The problem:
Each record that follows should be repeated exactly, minus any images.

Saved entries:
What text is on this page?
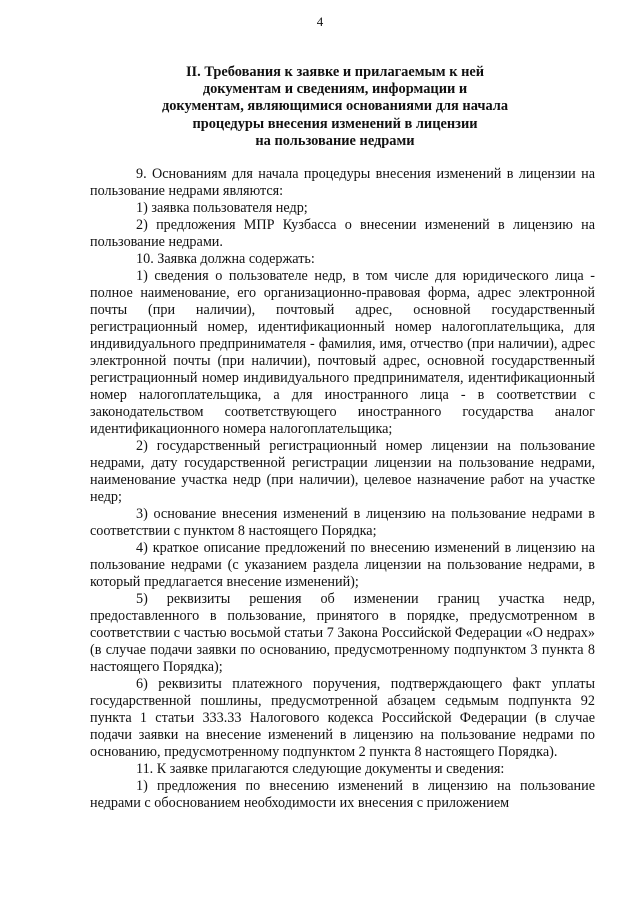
4
II. Требования к заявке и прилагаемым к ней
документам и сведениям, информации и
документам, являющимися основаниями для начала
процедуры внесения изменений в лицензии
на пользование недрами

9. Основаниям для начала процедуры внесения изменений в лицензии на пользование недрами являются:

1) заявка пользователя недр;

2) предложения МПР Кузбасса о внесении изменений в лицензию на пользование недрами.

10. Заявка должна содержать:

1) сведения о пользователе недр, в том числе для юридического лица - полное наименование, его организационно-правовая форма, адрес электронной почты (при наличии), почтовый адрес, основной государственный регистрационный номер, идентификационный номер налогоплательщика, для индивидуального предпринимателя - фамилия, имя, отчество (при наличии), адрес электронной почты (при наличии), почтовый адрес, основной государственный регистрационный номер индивидуального предпринимателя, идентификационный номер налогоплательщика, а для иностранного лица - в соответствии с законодательством соответствующего иностранного государства аналог идентификационного номера налогоплательщика;

2) государственный регистрационный номер лицензии на пользование недрами, дату государственной регистрации лицензии на пользование недрами, наименование участка недр (при наличии), целевое назначение работ на участке недр;

3) основание внесения изменений в лицензию на пользование недрами в соответствии с пунктом 8 настоящего Порядка;

4) краткое описание предложений по внесению изменений в лицензию на пользование недрами (с указанием раздела лицензии на пользование недрами, в который предлагается внесение изменений);

5) реквизиты решения об изменении границ участка недр, предоставленного в пользование, принятого в порядке, предусмотренном в соответствии с частью восьмой статьи 7 Закона Российской Федерации «О недрах» (в случае подачи заявки по основанию, предусмотренному подпунктом 3 пункта 8 настоящего Порядка);

6) реквизиты платежного поручения, подтверждающего факт уплаты государственной пошлины, предусмотренной абзацем седьмым подпункта 92 пункта 1 статьи 333.33 Налогового кодекса Российской Федерации (в случае подачи заявки на внесение изменений в лицензию на пользование недрами по основанию, предусмотренному подпунктом 2 пункта 8 настоящего Порядка).

11. К заявке прилагаются следующие документы и сведения:

1) предложения по внесению изменений в лицензию на пользование недрами с обоснованием необходимости их внесения с приложением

Reply to the exercise:
What text is on this page?
4
II. Требования к заявке и прилагаемым к ней
документам и сведениям, информации и
документам, являющимися основаниями для начала
процедуры внесения изменений в лицензии
на пользование недрами

9. Основаниям для начала процедуры внесения изменений в лицензии на пользование недрами являются:

1) заявка пользователя недр;

2) предложения МПР Кузбасса о внесении изменений в лицензию на пользование недрами.

10. Заявка должна содержать:

1) сведения о пользователе недр, в том числе для юридического лица - полное наименование, его организационно-правовая форма, адрес электронной почты (при наличии), почтовый адрес, основной государственный регистрационный номер, идентификационный номер налогоплательщика, для индивидуального предпринимателя - фамилия, имя, отчество (при наличии), адрес электронной почты (при наличии), почтовый адрес, основной государственный регистрационный номер индивидуального предпринимателя, идентификационный номер налогоплательщика, а для иностранного лица - в соответствии с законодательством соответствующего иностранного государства аналог идентификационного номера налогоплательщика;

2) государственный регистрационный номер лицензии на пользование недрами, дату государственной регистрации лицензии на пользование недрами, наименование участка недр (при наличии), целевое назначение работ на участке недр;

3) основание внесения изменений в лицензию на пользование недрами в соответствии с пунктом 8 настоящего Порядка;

4) краткое описание предложений по внесению изменений в лицензию на пользование недрами (с указанием раздела лицензии на пользование недрами, в который предлагается внесение изменений);

5) реквизиты решения об изменении границ участка недр, предоставленного в пользование, принятого в порядке, предусмотренном в соответствии с частью восьмой статьи 7 Закона Российской Федерации «О недрах» (в случае подачи заявки по основанию, предусмотренному подпунктом 3 пункта 8 настоящего Порядка);

6) реквизиты платежного поручения, подтверждающего факт уплаты государственной пошлины, предусмотренной абзацем седьмым подпункта 92 пункта 1 статьи 333.33 Налогового кодекса Российской Федерации (в случае подачи заявки на внесение изменений в лицензию на пользование недрами по основанию, предусмотренному подпунктом 2 пункта 8 настоящего Порядка).

11. К заявке прилагаются следующие документы и сведения:

1) предложения по внесению изменений в лицензию на пользование недрами с обоснованием необходимости их внесения с приложением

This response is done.